- Short task 1
Write out the stretch of the forum thread from "## luvmy4brats (Nov" through "(Jul 15, 2009)", word for word.

- Given text
---------------

Good to know.  I haven't received my email yet, hopefully soon.


----------



## BookishMom (Oct 30, 2008)

I haven't gotten my email yet. I'll wait awhile longer, then email customer service. Was the discount valid only for the M-Egde site, or for Amazon, too?


----------



## luvmy4brats (Nov 9, 2008)

The discount code is posted on the Special Deals and discounts thread. It's good on both Amazon and M-Edge


----------



## jderouen (Jul 15, 2009)

Is there a link? I have no idea what the e-lumimator 2 is, but I like the name.


----------



## drenee (Nov 11, 2008)

Or you can go to the company site...buymedge.com

deb


----------



## ELDogStar (Dec 19, 2008)

rikkileigh said:


> Hi,
> M Edge just released the e Luminator 2. I had really good experience with the original however, reportedly, many did not. If you order today and use the promotional code:
> ELUM2DAY you get $5.00 off.
> Sincerely,
> ...


I received that promo newsletter as well.
I went and ordered it through Amazon, but the $5.00 coupon did not work for me.

I went ahead and ordered it anyway and I also dropped M-edge a note that the coupon would not work.
I tried it a couple of times/ways.

No luck.

Hope I like the light!
Eric


----------



## drenee (Nov 11, 2008)

Eric just posted in another thread that the coupon did not work for him on Amazon.  
Maybe we need to merge some of these threads so we can keep an eye on this.  
Has anyone else used the coupon on Amazon and it worked?
deb


----------



## Athenagwis (Apr 2, 2009)

Mine worked, but you have to do it in all caps I believe.

Rachel


----------



## Addie (Jun 10, 2009)

Does anyone know if it's possible to work the e-luminator with a Noreve cover for K2? I really like the look of the light, but notice there's no clip. Has anyone tried sliding it between the K2 and the Noreve? There's a little bit of room if I push the Kindle up, but I don't want to end up scratching/busting it. I can't tell how thick the slide thing is, so I don't even know if that would work.


----------



## BookishMom (Oct 30, 2008)

drenee said:


> Eric just posted in another thread that the coupon did not work for him on Amazon.
> Maybe we need to merge some of these threads so we can keep an eye on this.
> Has anyone else used the coupon on Amazon and it worked?

---------------

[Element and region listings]
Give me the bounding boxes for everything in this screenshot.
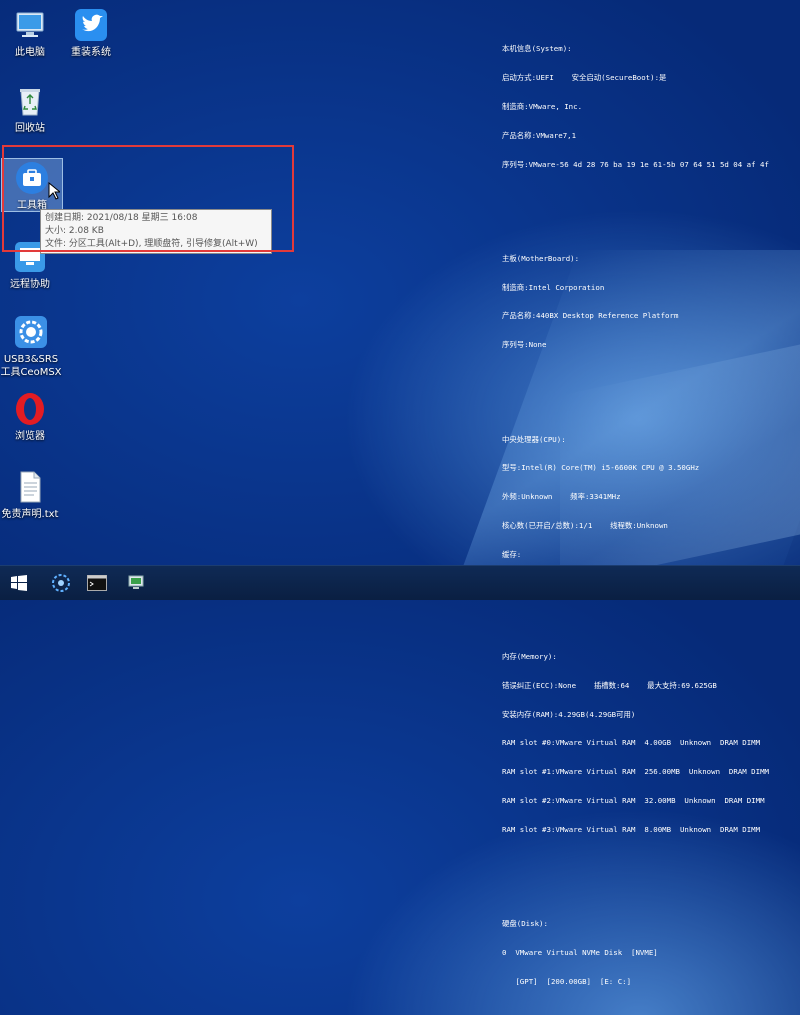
taskbar — [0, 565, 800, 600]
sysinfo-line: 产品名称:VMware7,1 — [502, 130, 577, 140]
sysinfo-line: 制造商:Intel Corporation — [502, 282, 605, 292]
sysinfo-line: RAM slot #2:VMware Virtual RAM 32.00MB U… — [502, 795, 765, 805]
sysinfo-line: RAM slot #0:VMware Virtual RAM 4.00GB Un… — [502, 738, 761, 748]
gear-app-icon — [14, 315, 48, 349]
desktop-icon-reinstall-system[interactable]: 重装系统 — [57, 8, 125, 59]
sysinfo-line: 核心数(已开启/总数):1/1 线程数:Unknown — [502, 520, 668, 530]
sysinfo-line: 制造商:VMware, Inc. — [502, 101, 583, 111]
network-monitor-icon — [128, 575, 144, 589]
sysinfo-motherboard-section: 主板(MotherBoard): 制造商:Intel Corporation 产… — [502, 235, 800, 369]
sysinfo-line: 中央处理器(CPU): — [502, 434, 566, 444]
desktop-icon-label: 浏览器 — [15, 431, 45, 442]
sysinfo-line: 序列号:None — [502, 340, 547, 350]
tool-tray-button[interactable] — [46, 570, 76, 596]
sysinfo-line: 主板(MotherBoard): — [502, 253, 580, 263]
sysinfo-line: 序列号:VMware-56 4d 28 76 ba 19 1e 61-5b 07… — [502, 159, 769, 169]
sysinfo-line: 内存(Memory): — [502, 652, 557, 661]
command-prompt-button[interactable] — [82, 570, 112, 596]
desktop-icon-disclaimer-txt[interactable]: 免责声明.txt — [0, 470, 64, 521]
sysinfo-line: 安装内存(RAM):4.29GB(4.29GB可用) — [502, 709, 636, 719]
sysinfo-line: 缓存: — [502, 549, 522, 559]
sysinfo-line: 型号:Intel(R) Core(TM) i5-6600K CPU @ 3.50… — [502, 463, 700, 473]
sysinfo-line: 外频:Unknown 频率:3341MHz — [502, 492, 621, 502]
desktop-icon-label: 重装系统 — [71, 47, 111, 58]
system-info-panel: 本机信息(System): 启动方式:UEFI 安全启动(SecureBoot)… — [502, 6, 800, 1015]
start-icon — [11, 575, 27, 591]
sysinfo-line: 错误纠正(ECC):None 插槽数:64 最大支持:69.625GB — [502, 680, 717, 690]
command-prompt-icon — [87, 575, 107, 591]
sysinfo-system-section: 本机信息(System): 启动方式:UEFI 安全启动(SecureBoot)… — [502, 25, 800, 188]
desktop-icon-label: 免责声明.txt — [1, 509, 59, 520]
opera-icon — [13, 392, 47, 426]
bird-app-icon — [74, 8, 108, 42]
desktop-icon-label: 远程协助 — [10, 279, 50, 290]
desktop-icon-label: 此电脑 — [15, 47, 45, 58]
sysinfo-line: 本机信息(System): — [502, 44, 572, 54]
sysinfo-line: 硬盘(Disk): — [502, 919, 548, 929]
desktop-icon-label: 回收站 — [15, 123, 45, 134]
highlight-annotation-box — [2, 145, 294, 252]
sysinfo-cpu-section: 中央处理器(CPU): 型号:Intel(R) Core(TM) i5-6600… — [502, 415, 800, 578]
text-file-icon — [13, 470, 47, 504]
sysinfo-disk-section: 硬盘(Disk): 0 VMware Virtual NVMe Disk [NV… — [502, 900, 800, 1006]
desktop-icon-usb3-srs[interactable]: USB3&SRS 工具CeoMSX — [0, 315, 65, 379]
recycle-bin-icon — [13, 84, 47, 118]
desktop-icon-browser[interactable]: 浏览器 — [0, 392, 64, 443]
sysinfo-line: RAM slot #3:VMware Virtual RAM 8.00MB Un… — [502, 824, 761, 834]
sysinfo-line: 启动方式:UEFI 安全启动(SecureBoot):是 — [502, 73, 667, 83]
start-button[interactable] — [4, 570, 34, 596]
sysinfo-line: RAM slot #1:VMware Virtual RAM 256.00MB … — [502, 767, 769, 777]
desktop-icon-this-pc[interactable]: 此电脑 — [0, 8, 64, 59]
computer-icon — [13, 8, 47, 42]
sysinfo-line: 0 VMware Virtual NVMe Disk [NVME] — [502, 947, 658, 957]
sysinfo-memory-section: 内存(Memory): 错误纠正(ECC):None 插槽数:64 最大支持:6… — [502, 633, 800, 854]
tool-tray-icon — [52, 574, 70, 592]
network-monitor-button[interactable] — [122, 570, 152, 596]
sysinfo-line: 产品名称:440BX Desktop Reference Platform — [502, 311, 679, 321]
desktop-icon-recycle-bin[interactable]: 回收站 — [0, 84, 64, 135]
sysinfo-line: [GPT] [200.00GB] [E: C:] — [502, 976, 632, 986]
desktop-icon-label: USB3&SRS 工具CeoMSX — [0, 354, 62, 378]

---------------

- Short task 2
From the entries, pull out the lines from the one containing "taskbar — [0, 565, 800, 600]" through the one containing "gear-app-icon — [14, 315, 48, 349]", unchanged and with nothing else.

- Exercise solution 1
## luvmy4brats (Nov 9, 2008)

The discount code is posted on the Special Deals and discounts thread. It's good on both Amazon and M-Edge


----------



## jderouen (Jul 15, 2009)

- Exercise solution 2
taskbar — [0, 565, 800, 600]
sysinfo-line: 产品名称:VMware7,1 — [502, 130, 577, 140]
sysinfo-line: 制造商:Intel Corporation — [502, 282, 605, 292]
sysinfo-line: RAM slot #2:VMware Virtual RAM 32.00MB U… — [502, 795, 765, 805]
sysinfo-line: RAM slot #0:VMware Virtual RAM 4.00GB Un… — [502, 738, 761, 748]
gear-app-icon — [14, 315, 48, 349]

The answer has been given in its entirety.